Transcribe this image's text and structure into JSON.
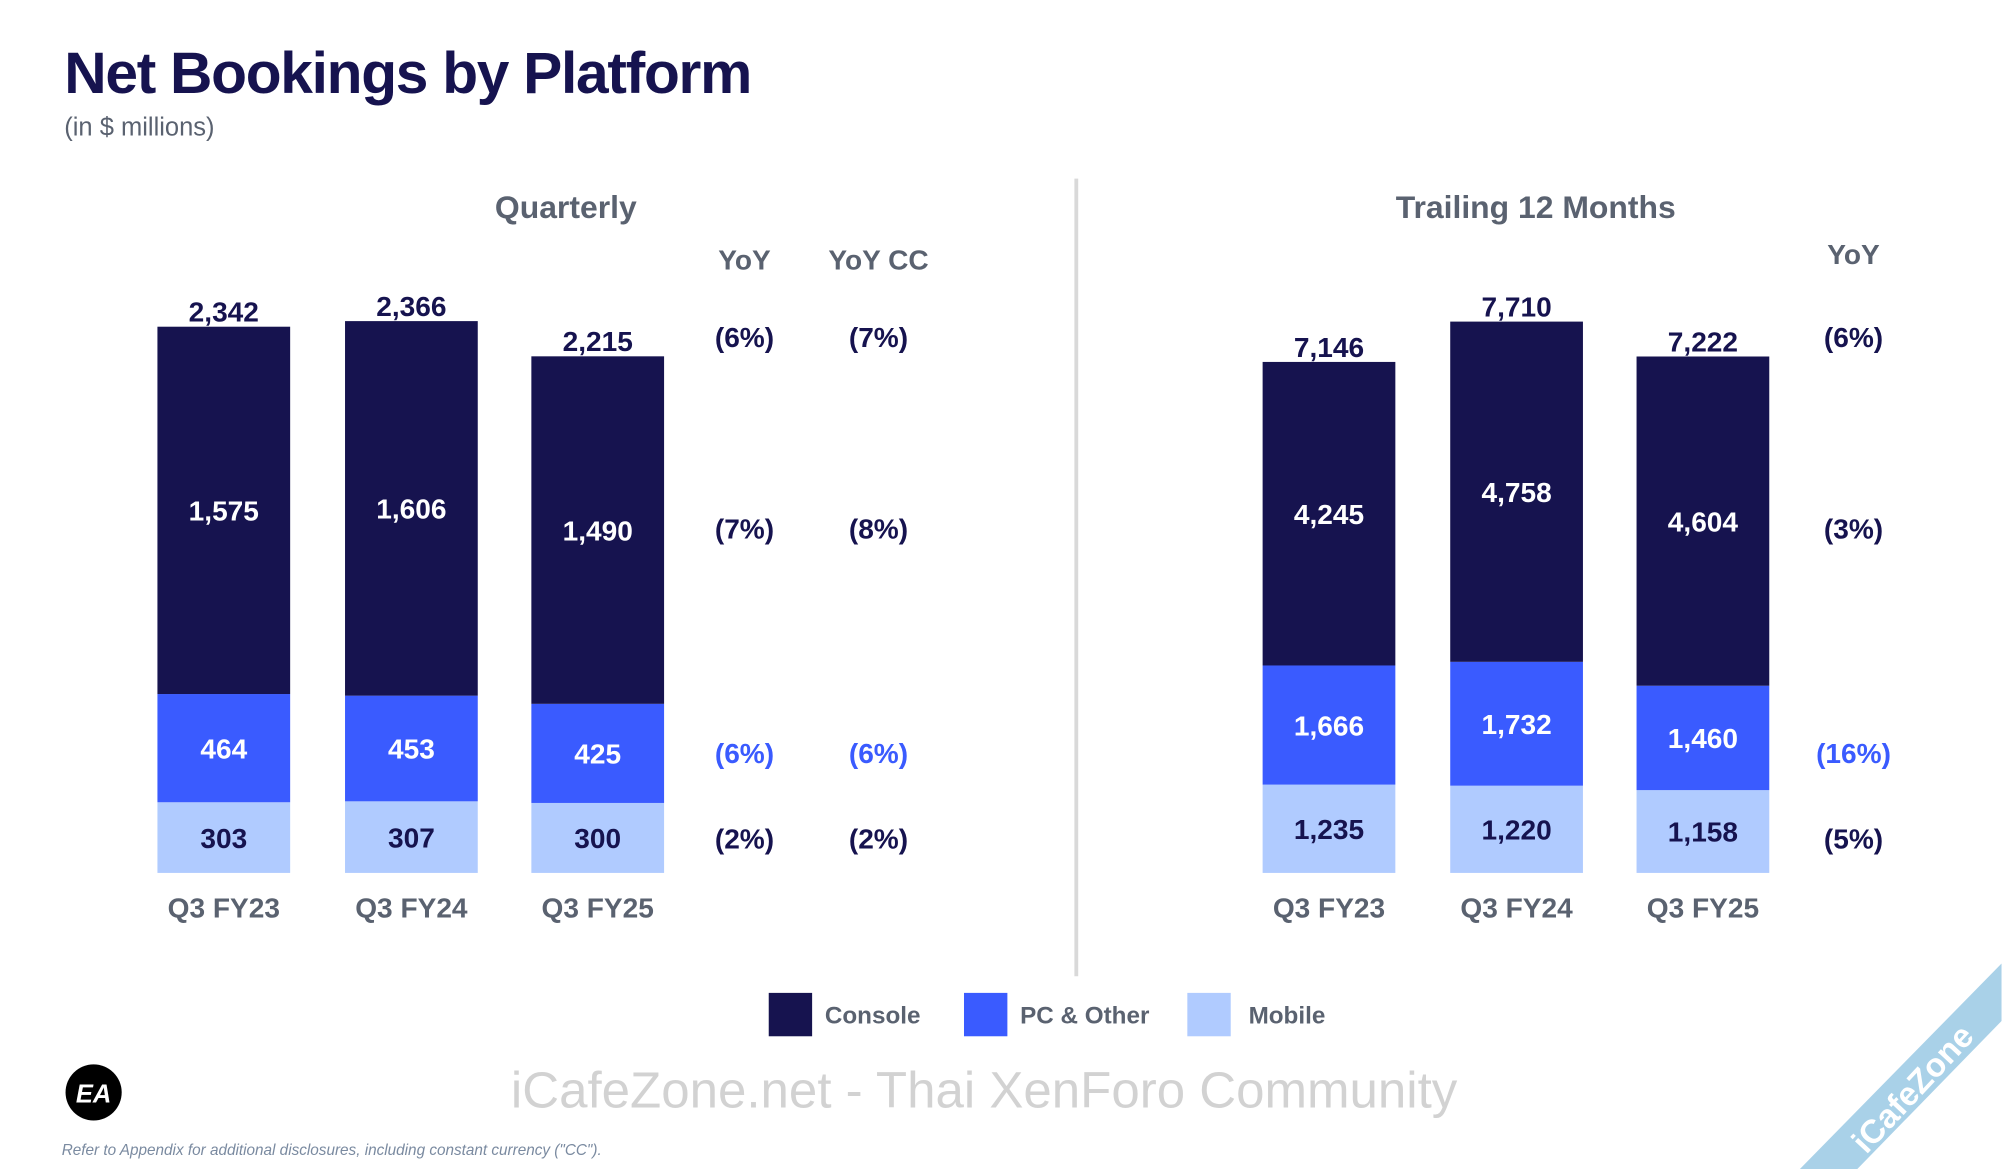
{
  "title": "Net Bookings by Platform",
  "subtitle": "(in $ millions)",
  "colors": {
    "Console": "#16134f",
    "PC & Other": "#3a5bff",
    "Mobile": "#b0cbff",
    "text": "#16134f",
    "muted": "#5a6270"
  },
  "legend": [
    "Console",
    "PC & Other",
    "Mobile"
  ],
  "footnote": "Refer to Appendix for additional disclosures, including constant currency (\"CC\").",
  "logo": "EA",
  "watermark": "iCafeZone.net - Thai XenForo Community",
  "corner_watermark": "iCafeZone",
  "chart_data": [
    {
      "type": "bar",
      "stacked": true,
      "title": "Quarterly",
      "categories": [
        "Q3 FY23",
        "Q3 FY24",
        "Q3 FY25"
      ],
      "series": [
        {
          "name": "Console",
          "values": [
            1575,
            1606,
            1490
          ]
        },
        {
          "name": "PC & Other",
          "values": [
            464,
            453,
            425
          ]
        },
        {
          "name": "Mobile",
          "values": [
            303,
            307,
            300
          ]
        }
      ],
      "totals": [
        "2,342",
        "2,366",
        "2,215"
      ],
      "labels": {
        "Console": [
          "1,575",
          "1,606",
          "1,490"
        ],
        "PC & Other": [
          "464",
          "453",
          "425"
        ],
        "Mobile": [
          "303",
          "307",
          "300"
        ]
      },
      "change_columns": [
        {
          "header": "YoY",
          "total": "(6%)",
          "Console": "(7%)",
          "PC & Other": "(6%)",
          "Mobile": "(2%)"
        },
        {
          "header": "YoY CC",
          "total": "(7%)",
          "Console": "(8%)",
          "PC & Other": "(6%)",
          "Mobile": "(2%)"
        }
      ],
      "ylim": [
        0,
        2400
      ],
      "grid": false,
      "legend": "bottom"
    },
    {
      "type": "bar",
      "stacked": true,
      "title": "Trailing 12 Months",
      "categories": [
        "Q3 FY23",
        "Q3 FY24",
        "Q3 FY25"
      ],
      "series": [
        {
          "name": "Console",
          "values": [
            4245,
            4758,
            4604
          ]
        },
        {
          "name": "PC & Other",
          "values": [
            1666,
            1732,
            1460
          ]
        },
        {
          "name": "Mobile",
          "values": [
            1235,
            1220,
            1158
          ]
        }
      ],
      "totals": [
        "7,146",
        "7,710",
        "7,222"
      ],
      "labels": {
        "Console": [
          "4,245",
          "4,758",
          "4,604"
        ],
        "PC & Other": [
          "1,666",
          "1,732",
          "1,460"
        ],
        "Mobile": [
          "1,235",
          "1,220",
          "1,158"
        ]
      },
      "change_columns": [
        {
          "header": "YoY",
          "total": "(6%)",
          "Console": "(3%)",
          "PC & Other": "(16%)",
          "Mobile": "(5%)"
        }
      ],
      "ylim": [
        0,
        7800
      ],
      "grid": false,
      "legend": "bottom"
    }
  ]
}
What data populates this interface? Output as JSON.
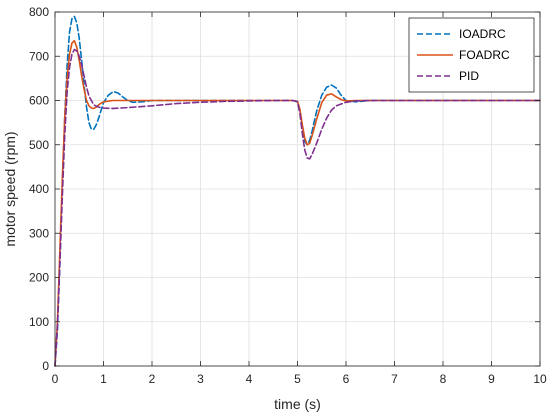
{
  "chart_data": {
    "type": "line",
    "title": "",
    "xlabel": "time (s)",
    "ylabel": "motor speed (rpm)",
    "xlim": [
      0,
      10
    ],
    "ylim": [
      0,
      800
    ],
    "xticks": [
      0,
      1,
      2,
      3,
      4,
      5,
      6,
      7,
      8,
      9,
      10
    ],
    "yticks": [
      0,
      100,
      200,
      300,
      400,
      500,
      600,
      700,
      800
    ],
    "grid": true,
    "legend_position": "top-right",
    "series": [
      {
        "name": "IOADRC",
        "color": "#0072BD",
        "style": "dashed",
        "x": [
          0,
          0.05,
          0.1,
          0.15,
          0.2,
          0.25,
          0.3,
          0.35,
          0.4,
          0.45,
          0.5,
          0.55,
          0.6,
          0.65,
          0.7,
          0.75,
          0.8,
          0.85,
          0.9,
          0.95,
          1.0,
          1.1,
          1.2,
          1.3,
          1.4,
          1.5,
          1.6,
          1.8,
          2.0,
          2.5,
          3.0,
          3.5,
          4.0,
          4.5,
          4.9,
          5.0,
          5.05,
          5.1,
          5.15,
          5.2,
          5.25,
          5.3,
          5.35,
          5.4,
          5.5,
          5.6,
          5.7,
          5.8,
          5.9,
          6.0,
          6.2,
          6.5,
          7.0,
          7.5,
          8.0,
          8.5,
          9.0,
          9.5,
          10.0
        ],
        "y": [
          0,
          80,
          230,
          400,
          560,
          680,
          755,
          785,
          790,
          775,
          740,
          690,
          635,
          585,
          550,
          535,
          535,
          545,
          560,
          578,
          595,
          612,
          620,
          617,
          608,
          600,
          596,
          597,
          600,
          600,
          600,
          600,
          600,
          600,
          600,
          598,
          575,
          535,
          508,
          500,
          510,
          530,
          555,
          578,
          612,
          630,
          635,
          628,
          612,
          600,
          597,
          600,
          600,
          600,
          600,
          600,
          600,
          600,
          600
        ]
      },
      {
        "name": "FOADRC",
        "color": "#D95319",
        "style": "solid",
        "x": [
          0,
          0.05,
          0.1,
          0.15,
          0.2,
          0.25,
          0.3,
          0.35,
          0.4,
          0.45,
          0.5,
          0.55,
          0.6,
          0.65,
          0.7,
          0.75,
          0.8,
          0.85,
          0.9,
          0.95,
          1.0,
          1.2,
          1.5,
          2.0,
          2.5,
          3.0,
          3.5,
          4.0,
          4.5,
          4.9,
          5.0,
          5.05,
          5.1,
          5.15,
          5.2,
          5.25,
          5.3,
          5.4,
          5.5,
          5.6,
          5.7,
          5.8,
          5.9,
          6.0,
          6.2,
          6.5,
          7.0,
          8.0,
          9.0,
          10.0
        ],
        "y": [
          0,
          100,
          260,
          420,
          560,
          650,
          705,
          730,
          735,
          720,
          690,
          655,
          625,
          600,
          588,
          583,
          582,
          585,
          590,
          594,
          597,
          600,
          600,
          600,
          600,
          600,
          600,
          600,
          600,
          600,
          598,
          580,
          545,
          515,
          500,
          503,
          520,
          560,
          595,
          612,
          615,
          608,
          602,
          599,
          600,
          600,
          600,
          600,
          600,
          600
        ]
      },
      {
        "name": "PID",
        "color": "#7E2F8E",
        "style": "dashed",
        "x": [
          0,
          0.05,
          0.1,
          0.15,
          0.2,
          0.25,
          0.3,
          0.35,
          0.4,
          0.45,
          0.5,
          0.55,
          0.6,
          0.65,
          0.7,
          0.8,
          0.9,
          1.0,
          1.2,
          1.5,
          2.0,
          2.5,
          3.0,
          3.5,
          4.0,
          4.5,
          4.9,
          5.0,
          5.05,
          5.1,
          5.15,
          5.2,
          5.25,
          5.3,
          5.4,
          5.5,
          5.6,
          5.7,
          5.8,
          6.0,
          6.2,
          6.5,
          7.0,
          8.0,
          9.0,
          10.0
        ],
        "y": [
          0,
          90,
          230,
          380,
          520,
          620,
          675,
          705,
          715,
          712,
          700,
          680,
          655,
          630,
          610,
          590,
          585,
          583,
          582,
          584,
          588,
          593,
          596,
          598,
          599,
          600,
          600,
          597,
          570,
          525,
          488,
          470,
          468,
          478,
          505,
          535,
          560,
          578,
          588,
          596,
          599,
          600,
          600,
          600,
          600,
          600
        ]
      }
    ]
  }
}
····················
> Required task
Restate the whole of the material word for word without the pictures.

> Exercise solution
Transcribe this image's text and structure into JSON.
{
  "title": "Net Bookings by Platform",
  "subtitle": "(in $ millions)",
  "colors": {
    "Console": "#16134f",
    "PC & Other": "#3a5bff",
    "Mobile": "#b0cbff",
    "text": "#16134f",
    "muted": "#5a6270"
  },
  "legend": [
    "Console",
    "PC & Other",
    "Mobile"
  ],
  "footnote": "Refer to Appendix for additional disclosures, including constant currency (\"CC\").",
  "logo": "EA",
  "watermark": "iCafeZone.net - Thai XenForo Community",
  "corner_watermark": "iCafeZone",
  "chart_data": [
    {
      "type": "bar",
      "stacked": true,
      "title": "Quarterly",
      "categories": [
        "Q3 FY23",
        "Q3 FY24",
        "Q3 FY25"
      ],
      "series": [
        {
          "name": "Console",
          "values": [
            1575,
            1606,
            1490
          ]
        },
        {
          "name": "PC & Other",
          "values": [
            464,
            453,
            425
          ]
        },
        {
          "name": "Mobile",
          "values": [
            303,
            307,
            300
          ]
        }
      ],
      "totals": [
        "2,342",
        "2,366",
        "2,215"
      ],
      "labels": {
        "Console": [
          "1,575",
          "1,606",
          "1,490"
        ],
        "PC & Other": [
          "464",
          "453",
          "425"
        ],
        "Mobile": [
          "303",
          "307",
          "300"
        ]
      },
      "change_columns": [
        {
          "header": "YoY",
          "total": "(6%)",
          "Console": "(7%)",
          "PC & Other": "(6%)",
          "Mobile": "(2%)"
        },
        {
          "header": "YoY CC",
          "total": "(7%)",
          "Console": "(8%)",
          "PC & Other": "(6%)",
          "Mobile": "(2%)"
        }
      ],
      "ylim": [
        0,
        2400
      ],
      "grid": false,
      "legend": "bottom"
    },
    {
      "type": "bar",
      "stacked": true,
      "title": "Trailing 12 Months",
      "categories": [
        "Q3 FY23",
        "Q3 FY24",
        "Q3 FY25"
      ],
      "series": [
        {
          "name": "Console",
          "values": [
            4245,
            4758,
            4604
          ]
        },
        {
          "name": "PC & Other",
          "values": [
            1666,
            1732,
            1460
          ]
        },
        {
          "name": "Mobile",
          "values": [
            1235,
            1220,
            1158
          ]
        }
      ],
      "totals": [
        "7,146",
        "7,710",
        "7,222"
      ],
      "labels": {
        "Console": [
          "4,245",
          "4,758",
          "4,604"
        ],
        "PC & Other": [
          "1,666",
          "1,732",
          "1,460"
        ],
        "Mobile": [
          "1,235",
          "1,220",
          "1,158"
        ]
      },
      "change_columns": [
        {
          "header": "YoY",
          "total": "(6%)",
          "Console": "(3%)",
          "PC & Other": "(16%)",
          "Mobile": "(5%)"
        }
      ],
      "ylim": [
        0,
        7800
      ],
      "grid": false,
      "legend": "bottom"
    }
  ]
}
What data populates this interface? Output as JSON.
{
  "chart_data": {
    "type": "line",
    "title": "",
    "xlabel": "time (s)",
    "ylabel": "motor speed (rpm)",
    "xlim": [
      0,
      10
    ],
    "ylim": [
      0,
      800
    ],
    "xticks": [
      0,
      1,
      2,
      3,
      4,
      5,
      6,
      7,
      8,
      9,
      10
    ],
    "yticks": [
      0,
      100,
      200,
      300,
      400,
      500,
      600,
      700,
      800
    ],
    "grid": true,
    "legend_position": "top-right",
    "series": [
      {
        "name": "IOADRC",
        "color": "#0072BD",
        "style": "dashed",
        "x": [
          0,
          0.05,
          0.1,
          0.15,
          0.2,
          0.25,
          0.3,
          0.35,
          0.4,
          0.45,
          0.5,
          0.55,
          0.6,
          0.65,
          0.7,
          0.75,
          0.8,
          0.85,
          0.9,
          0.95,
          1.0,
          1.1,
          1.2,
          1.3,
          1.4,
          1.5,
          1.6,
          1.8,
          2.0,
          2.5,
          3.0,
          3.5,
          4.0,
          4.5,
          4.9,
          5.0,
          5.05,
          5.1,
          5.15,
          5.2,
          5.25,
          5.3,
          5.35,
          5.4,
          5.5,
          5.6,
          5.7,
          5.8,
          5.9,
          6.0,
          6.2,
          6.5,
          7.0,
          7.5,
          8.0,
          8.5,
          9.0,
          9.5,
          10.0
        ],
        "y": [
          0,
          80,
          230,
          400,
          560,
          680,
          755,
          785,
          790,
          775,
          740,
          690,
          635,
          585,
          550,
          535,
          535,
          545,
          560,
          578,
          595,
          612,
          620,
          617,
          608,
          600,
          596,
          597,
          600,
          600,
          600,
          600,
          600,
          600,
          600,
          598,
          575,
          535,
          508,
          500,
          510,
          530,
          555,
          578,
          612,
          630,
          635,
          628,
          612,
          600,
          597,
          600,
          600,
          600,
          600,
          600,
          600,
          600,
          600
        ]
      },
      {
        "name": "FOADRC",
        "color": "#D95319",
        "style": "solid",
        "x": [
          0,
          0.05,
          0.1,
          0.15,
          0.2,
          0.25,
          0.3,
          0.35,
          0.4,
          0.45,
          0.5,
          0.55,
          0.6,
          0.65,
          0.7,
          0.75,
          0.8,
          0.85,
          0.9,
          0.95,
          1.0,
          1.2,
          1.5,
          2.0,
          2.5,
          3.0,
          3.5,
          4.0,
          4.5,
          4.9,
          5.0,
          5.05,
          5.1,
          5.15,
          5.2,
          5.25,
          5.3,
          5.4,
          5.5,
          5.6,
          5.7,
          5.8,
          5.9,
          6.0,
          6.2,
          6.5,
          7.0,
          8.0,
          9.0,
          10.0
        ],
        "y": [
          0,
          100,
          260,
          420,
          560,
          650,
          705,
          730,
          735,
          720,
          690,
          655,
          625,
          600,
          588,
          583,
          582,
          585,
          590,
          594,
          597,
          600,
          600,
          600,
          600,
          600,
          600,
          600,
          600,
          600,
          598,
          580,
          545,
          515,
          500,
          503,
          520,
          560,
          595,
          612,
          615,
          608,
          602,
          599,
          600,
          600,
          600,
          600,
          600,
          600
        ]
      },
      {
        "name": "PID",
        "color": "#7E2F8E",
        "style": "dashed",
        "x": [
          0,
          0.05,
          0.1,
          0.15,
          0.2,
          0.25,
          0.3,
          0.35,
          0.4,
          0.45,
          0.5,
          0.55,
          0.6,
          0.65,
          0.7,
          0.8,
          0.9,
          1.0,
          1.2,
          1.5,
          2.0,
          2.5,
          3.0,
          3.5,
          4.0,
          4.5,
          4.9,
          5.0,
          5.05,
          5.1,
          5.15,
          5.2,
          5.25,
          5.3,
          5.4,
          5.5,
          5.6,
          5.7,
          5.8,
          6.0,
          6.2,
          6.5,
          7.0,
          8.0,
          9.0,
          10.0
        ],
        "y": [
          0,
          90,
          230,
          380,
          520,
          620,
          675,
          705,
          715,
          712,
          700,
          680,
          655,
          630,
          610,
          590,
          585,
          583,
          582,
          584,
          588,
          593,
          596,
          598,
          599,
          600,
          600,
          597,
          570,
          525,
          488,
          470,
          468,
          478,
          505,
          535,
          560,
          578,
          588,
          596,
          599,
          600,
          600,
          600,
          600,
          600
        ]
      }
    ]
  }
}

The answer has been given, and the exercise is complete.